RECORDS SHOWN:
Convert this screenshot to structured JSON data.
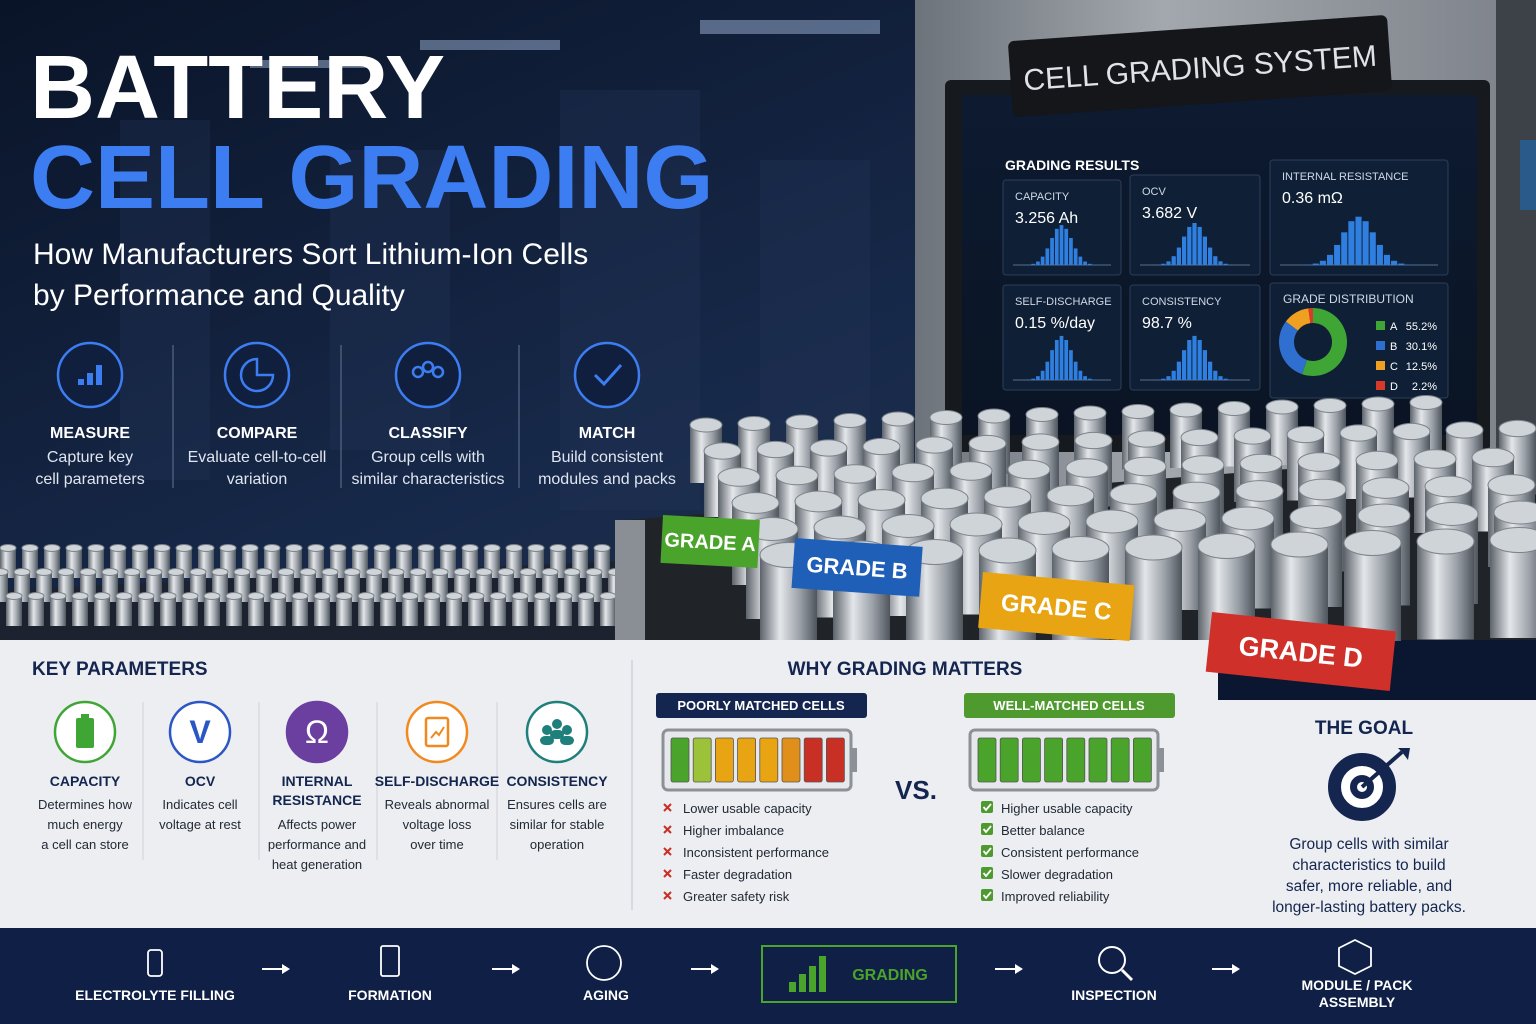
{
  "header": {
    "title_line1": "BATTERY",
    "title_line2": "CELL GRADING",
    "subtitle_lines": [
      "How Manufacturers Sort Lithium-Ion Cells",
      "by Performance and Quality"
    ]
  },
  "steps": [
    {
      "label": "MEASURE",
      "desc_lines": [
        "Capture key",
        "cell parameters"
      ]
    },
    {
      "label": "COMPARE",
      "desc_lines": [
        "Evaluate cell-to-cell",
        "variation"
      ]
    },
    {
      "label": "CLASSIFY",
      "desc_lines": [
        "Group cells with",
        "similar characteristics"
      ]
    },
    {
      "label": "MATCH",
      "desc_lines": [
        "Build consistent",
        "modules and packs"
      ]
    }
  ],
  "machine": {
    "sign": "CELL GRADING SYSTEM",
    "screen_title": "GRADING RESULTS",
    "metrics": [
      {
        "label": "CAPACITY",
        "value": "3.256 Ah"
      },
      {
        "label": "OCV",
        "value": "3.682 V"
      },
      {
        "label": "INTERNAL RESISTANCE",
        "value": "0.36 mΩ"
      },
      {
        "label": "SELF-DISCHARGE",
        "value": "0.15 %/day"
      },
      {
        "label": "CONSISTENCY",
        "value": "98.7 %"
      }
    ],
    "grade_distribution": {
      "title": "GRADE DISTRIBUTION",
      "grades": [
        "A",
        "B",
        "C",
        "D"
      ],
      "values": [
        55.2,
        30.1,
        12.5,
        2.2
      ],
      "value_labels": [
        "55.2%",
        "30.1%",
        "12.5%",
        "2.2%"
      ],
      "colors": [
        "#3fa535",
        "#2f6fd0",
        "#f0a020",
        "#d83a2a"
      ]
    },
    "tray_labels": [
      "GRADE A",
      "GRADE B",
      "GRADE C",
      "GRADE D"
    ]
  },
  "key_parameters": {
    "title": "KEY PARAMETERS",
    "items": [
      {
        "name_lines": [
          "CAPACITY"
        ],
        "desc_lines": [
          "Determines how",
          "much energy",
          "a cell can store"
        ]
      },
      {
        "symbol": "V",
        "name_lines": [
          "OCV"
        ],
        "desc_lines": [
          "Indicates cell",
          "voltage at rest"
        ]
      },
      {
        "symbol": "Ω",
        "name_lines": [
          "INTERNAL",
          "RESISTANCE"
        ],
        "desc_lines": [
          "Affects power",
          "performance and",
          "heat generation"
        ]
      },
      {
        "name_lines": [
          "SELF-DISCHARGE"
        ],
        "desc_lines": [
          "Reveals abnormal",
          "voltage loss",
          "over time"
        ]
      },
      {
        "name_lines": [
          "CONSISTENCY"
        ],
        "desc_lines": [
          "Ensures cells are",
          "similar for stable",
          "operation"
        ]
      }
    ]
  },
  "why_grading": {
    "title": "WHY GRADING MATTERS",
    "poor": {
      "header": "POORLY MATCHED CELLS",
      "items": [
        "Lower usable capacity",
        "Higher imbalance",
        "Inconsistent performance",
        "Faster degradation",
        "Greater safety risk"
      ]
    },
    "vs": "VS.",
    "good": {
      "header": "WELL-MATCHED CELLS",
      "items": [
        "Higher usable capacity",
        "Better balance",
        "Consistent performance",
        "Slower degradation",
        "Improved reliability"
      ]
    }
  },
  "goal": {
    "title": "THE GOAL",
    "text_lines": [
      "Group cells with similar",
      "characteristics to build",
      "safer, more reliable, and",
      "longer-lasting battery packs."
    ]
  },
  "process": [
    {
      "label_lines": [
        "ELECTROLYTE FILLING"
      ]
    },
    {
      "label_lines": [
        "FORMATION"
      ]
    },
    {
      "label_lines": [
        "AGING"
      ]
    },
    {
      "label_lines": [
        "GRADING"
      ]
    },
    {
      "label_lines": [
        "INSPECTION"
      ]
    },
    {
      "label_lines": [
        "MODULE / PACK",
        "ASSEMBLY"
      ]
    }
  ]
}
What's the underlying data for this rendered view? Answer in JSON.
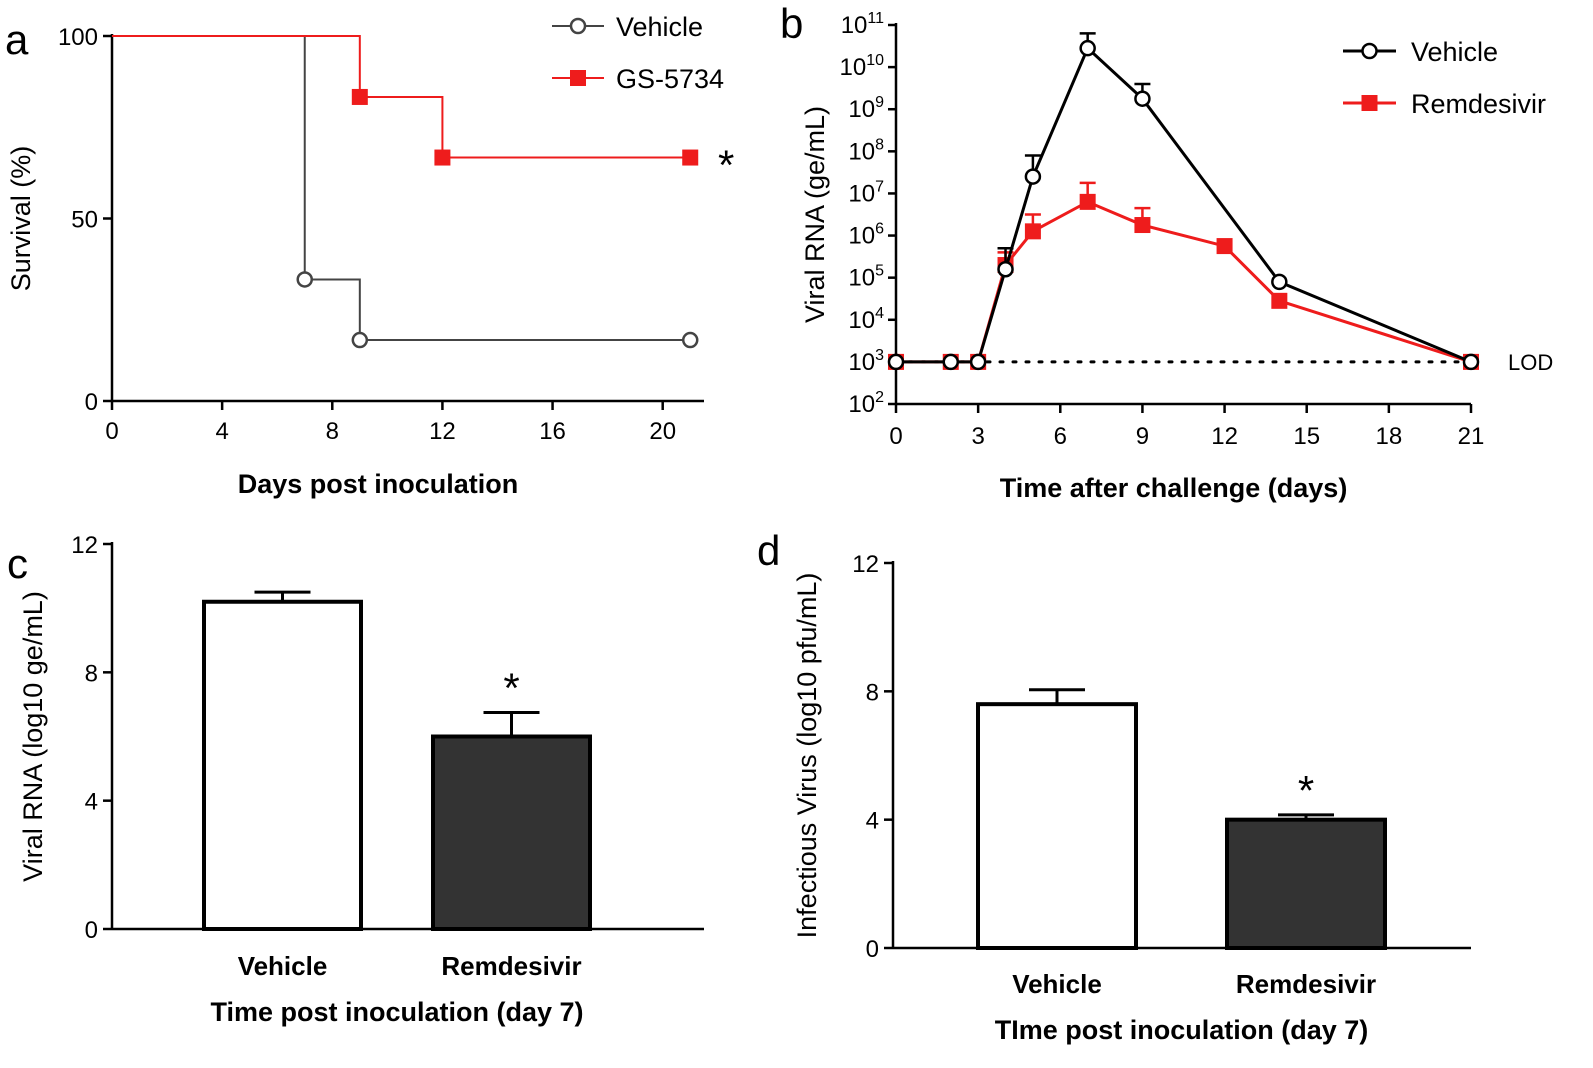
{
  "chart_data": [
    {
      "panel": "a",
      "type": "line",
      "step": true,
      "xlabel": "Days post inoculation",
      "ylabel": "Survival (%)",
      "xlim": [
        0,
        21.5
      ],
      "ylim": [
        0,
        100
      ],
      "xticks": [
        0,
        4,
        8,
        12,
        16,
        20
      ],
      "yticks": [
        0,
        50,
        100
      ],
      "legend": "top-right",
      "annotation": "*",
      "series": [
        {
          "name": "Vehicle",
          "color": "#444444",
          "marker": "open-circle",
          "x": [
            0,
            7,
            9,
            21
          ],
          "y": [
            100,
            33.3,
            16.7,
            16.7
          ],
          "marker_x": [
            7,
            9,
            21
          ],
          "marker_y": [
            33.3,
            16.7,
            16.7
          ]
        },
        {
          "name": "GS-5734",
          "color": "#ee1c1c",
          "marker": "filled-square",
          "x": [
            0,
            9,
            12,
            21
          ],
          "y": [
            100,
            83.3,
            66.7,
            66.7
          ],
          "marker_x": [
            9,
            12,
            21
          ],
          "marker_y": [
            83.3,
            66.7,
            66.7
          ]
        }
      ]
    },
    {
      "panel": "b",
      "type": "line",
      "xlabel": "Time after challenge (days)",
      "ylabel": "Viral RNA (ge/mL)",
      "yscale": "log",
      "xlim": [
        0,
        21
      ],
      "ylim_exp": [
        2,
        11
      ],
      "xticks": [
        0,
        3,
        6,
        9,
        12,
        15,
        18,
        21
      ],
      "ytick_exponents": [
        2,
        3,
        4,
        5,
        6,
        7,
        8,
        9,
        10,
        11
      ],
      "ytick_base": "10",
      "legend": "top-right",
      "reference_line": {
        "label": "LOD",
        "log10_value": 3
      },
      "series": [
        {
          "name": "Vehicle",
          "color": "#000000",
          "marker": "open-circle",
          "x": [
            0,
            2,
            3,
            4,
            5,
            7,
            9,
            14,
            21
          ],
          "log10_y": [
            3,
            3,
            3,
            5.2,
            7.4,
            10.45,
            9.25,
            4.9,
            3
          ],
          "log10_err_upper": [
            3,
            3,
            3,
            5.7,
            7.9,
            10.8,
            9.6,
            4.9,
            3
          ]
        },
        {
          "name": "Remdesivir",
          "color": "#ee1c1c",
          "marker": "filled-square",
          "x": [
            0,
            2,
            3,
            4,
            5,
            7,
            9,
            12,
            14,
            21
          ],
          "log10_y": [
            3,
            3,
            3,
            5.3,
            6.1,
            6.8,
            6.25,
            5.75,
            4.45,
            3
          ],
          "log10_err_upper": [
            3,
            3,
            3,
            5.6,
            6.5,
            7.25,
            6.65,
            5.75,
            4.45,
            3
          ]
        }
      ]
    },
    {
      "panel": "c",
      "type": "bar",
      "categories": [
        "Vehicle",
        "Remdesivir"
      ],
      "values": [
        10.2,
        6.0
      ],
      "err_upper": [
        10.5,
        6.75
      ],
      "fills": [
        "#ffffff",
        "#333333"
      ],
      "xlabel": "Time post inoculation (day 7)",
      "ylabel": "Viral RNA (log10 ge/mL)",
      "ylim": [
        0,
        12
      ],
      "yticks": [
        0,
        4,
        8,
        12
      ],
      "annotation": "*"
    },
    {
      "panel": "d",
      "type": "bar",
      "categories": [
        "Vehicle",
        "Remdesivir"
      ],
      "values": [
        7.6,
        4.0
      ],
      "err_upper": [
        8.05,
        4.15
      ],
      "fills": [
        "#ffffff",
        "#333333"
      ],
      "xlabel": "TIme post inoculation (day 7)",
      "ylabel": "Infectious  Virus (log10 pfu/mL)",
      "ylim": [
        0,
        12
      ],
      "yticks": [
        0,
        4,
        8,
        12
      ],
      "annotation": "*"
    }
  ]
}
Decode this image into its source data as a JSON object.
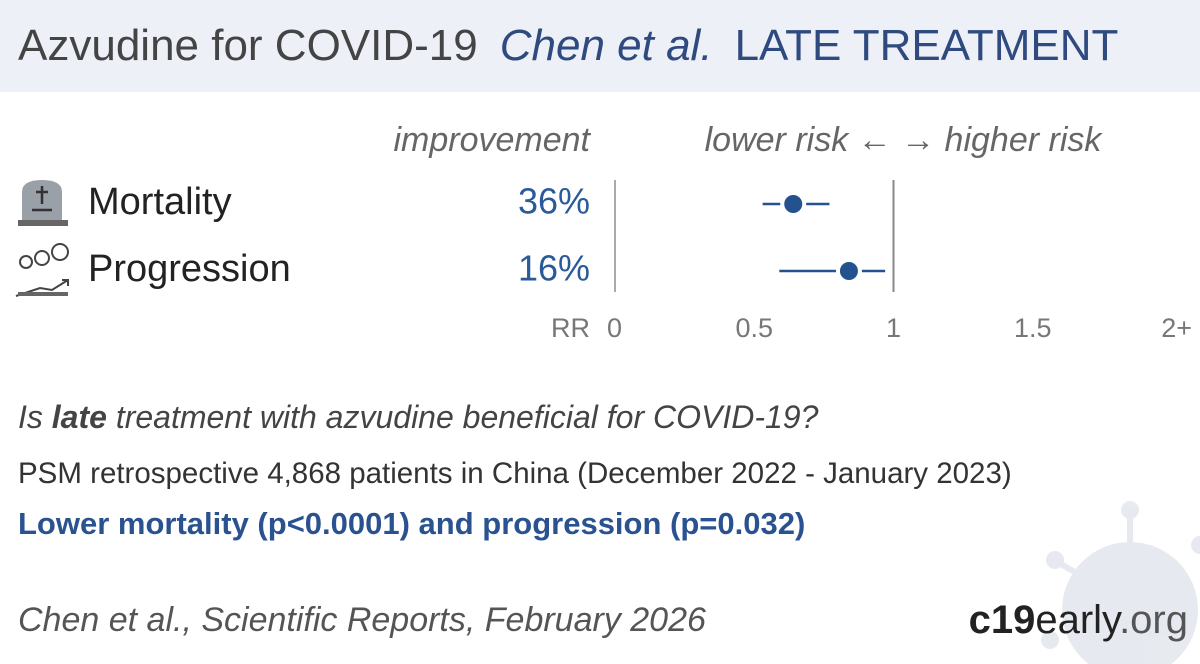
{
  "header": {
    "title": "Azvudine for COVID-19",
    "study": "Chen et al.",
    "stage": "LATE TREATMENT"
  },
  "chart_data": {
    "type": "forest",
    "improvement_header": "improvement",
    "direction_label": "lower risk ← → higher risk",
    "axis_label": "RR",
    "categories": [
      "Mortality",
      "Progression"
    ],
    "improvement": [
      36,
      16
    ],
    "value_labels": [
      "36%",
      "16%"
    ],
    "values": [
      0.64,
      0.84
    ],
    "ci_low": [
      0.53,
      0.59
    ],
    "ci_high": [
      0.77,
      0.97
    ],
    "color": "#23528f",
    "reference": 1,
    "xlim": [
      0,
      2
    ],
    "xticks": [
      0,
      0.5,
      1,
      1.5,
      {
        "value": 2,
        "label": "2+"
      }
    ]
  },
  "summary": {
    "question": [
      "Is ",
      "late",
      " treatment with azvudine beneficial for COVID-19?"
    ],
    "details": "PSM retrospective 4,868 patients in China (December 2022 - January 2023)",
    "conclusion": "Lower mortality (p<0.0001) and progression (p=0.032)",
    "citation": "Chen et al., Scientific Reports, February 2026",
    "brand": [
      "c19",
      "early",
      ".org"
    ]
  }
}
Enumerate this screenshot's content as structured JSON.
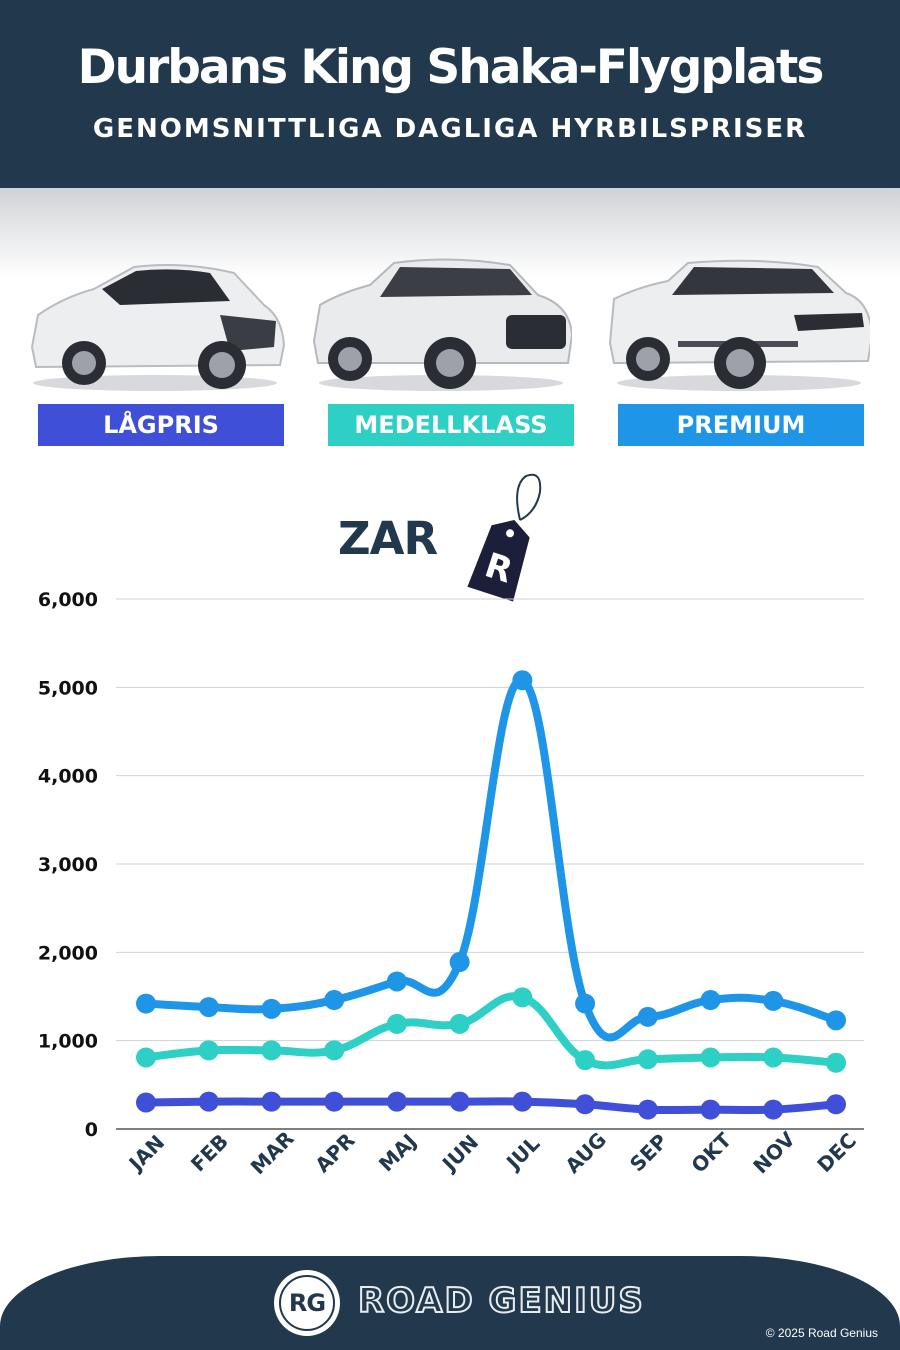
{
  "header": {
    "title": "Durbans King Shaka-Flygplats",
    "subtitle": "GENOMSNITTLIGA DAGLIGA HYRBILSPRISER"
  },
  "categories_badges": [
    {
      "label": "LÅGPRIS",
      "color": "#3f4fd8"
    },
    {
      "label": "MEDELLKLASS",
      "color": "#2ecfc5"
    },
    {
      "label": "PREMIUM",
      "color": "#1f95e8"
    }
  ],
  "currency": {
    "label": "ZAR",
    "tag_symbol": "R"
  },
  "chart_data": {
    "type": "line",
    "categories": [
      "JAN",
      "FEB",
      "MAR",
      "APR",
      "MAJ",
      "JUN",
      "JUL",
      "AUG",
      "SEP",
      "OKT",
      "NOV",
      "DEC"
    ],
    "series": [
      {
        "name": "PREMIUM",
        "color": "#1f95e8",
        "values": [
          1420,
          1380,
          1360,
          1460,
          1670,
          1890,
          5080,
          1420,
          1270,
          1460,
          1450,
          1230
        ]
      },
      {
        "name": "MEDELLKLASS",
        "color": "#2ecfc5",
        "values": [
          810,
          890,
          890,
          890,
          1190,
          1190,
          1490,
          780,
          790,
          810,
          810,
          750
        ]
      },
      {
        "name": "LÅGPRIS",
        "color": "#3f4fd8",
        "values": [
          300,
          310,
          310,
          310,
          310,
          310,
          310,
          280,
          220,
          220,
          220,
          280
        ]
      }
    ],
    "yticks": [
      "0",
      "1,000",
      "2,000",
      "3,000",
      "4,000",
      "5,000",
      "6,000"
    ],
    "ylim": [
      0,
      6000
    ],
    "grid": true
  },
  "footer": {
    "logo_initials": "RG",
    "brand": "ROAD GENIUS",
    "copyright": "© 2025 Road Genius"
  }
}
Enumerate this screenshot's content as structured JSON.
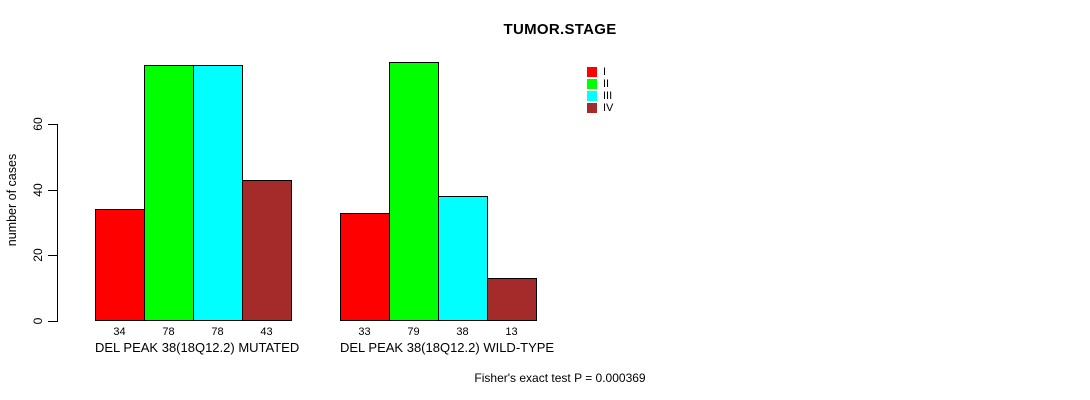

EXERCISE GOAL:
Please show the lines of the material that contain the string "JSON".

EXERCISE OUTPUT:
Convert this screenshot to structured JSON data.
What's the underlying data for this rendered view? Answer in JSON.
Decode this image into its source data as a JSON object.
Enumerate this screenshot's content as structured JSON.
Enumerate this screenshot's content as structured JSON.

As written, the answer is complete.